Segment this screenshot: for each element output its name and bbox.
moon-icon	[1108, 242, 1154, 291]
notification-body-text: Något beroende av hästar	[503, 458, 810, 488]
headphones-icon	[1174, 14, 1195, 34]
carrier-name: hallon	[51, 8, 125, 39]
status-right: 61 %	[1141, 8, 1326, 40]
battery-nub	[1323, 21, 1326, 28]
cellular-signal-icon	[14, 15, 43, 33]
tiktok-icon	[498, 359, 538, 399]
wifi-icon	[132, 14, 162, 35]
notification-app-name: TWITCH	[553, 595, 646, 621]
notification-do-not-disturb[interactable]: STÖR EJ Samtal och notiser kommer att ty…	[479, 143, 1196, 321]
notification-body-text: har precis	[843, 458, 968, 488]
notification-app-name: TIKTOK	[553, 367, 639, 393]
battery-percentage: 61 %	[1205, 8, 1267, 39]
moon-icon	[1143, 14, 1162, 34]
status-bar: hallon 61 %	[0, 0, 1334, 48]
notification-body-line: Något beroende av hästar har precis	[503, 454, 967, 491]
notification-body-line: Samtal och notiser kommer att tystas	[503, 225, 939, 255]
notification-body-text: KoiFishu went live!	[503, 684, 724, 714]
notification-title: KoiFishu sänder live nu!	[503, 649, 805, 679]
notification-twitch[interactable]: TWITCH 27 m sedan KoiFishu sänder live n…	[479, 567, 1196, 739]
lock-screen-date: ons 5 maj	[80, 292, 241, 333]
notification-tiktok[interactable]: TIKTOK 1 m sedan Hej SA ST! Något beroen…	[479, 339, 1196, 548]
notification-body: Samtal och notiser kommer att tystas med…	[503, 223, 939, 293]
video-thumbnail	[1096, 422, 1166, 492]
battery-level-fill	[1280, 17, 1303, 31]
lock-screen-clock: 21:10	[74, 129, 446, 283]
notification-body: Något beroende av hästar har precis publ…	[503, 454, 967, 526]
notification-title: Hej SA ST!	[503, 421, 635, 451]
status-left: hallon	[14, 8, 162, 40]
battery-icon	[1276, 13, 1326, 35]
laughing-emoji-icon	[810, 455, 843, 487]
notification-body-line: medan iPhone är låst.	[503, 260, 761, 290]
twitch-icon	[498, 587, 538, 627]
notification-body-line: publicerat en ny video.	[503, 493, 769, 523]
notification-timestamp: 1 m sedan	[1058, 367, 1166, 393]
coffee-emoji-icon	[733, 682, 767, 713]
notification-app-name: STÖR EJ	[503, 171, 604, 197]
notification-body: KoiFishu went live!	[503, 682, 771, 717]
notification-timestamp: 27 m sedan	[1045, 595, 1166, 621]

____________________

[Objective]: Copy out the listing above word for word, from its first line through the line containing "8, 1326, 40]", including both of those lines.

[Final answer]:
Segment this screenshot: for each element output its name and bbox.
moon-icon	[1108, 242, 1154, 291]
notification-body-text: Något beroende av hästar	[503, 458, 810, 488]
headphones-icon	[1174, 14, 1195, 34]
carrier-name: hallon	[51, 8, 125, 39]
status-right: 61 %	[1141, 8, 1326, 40]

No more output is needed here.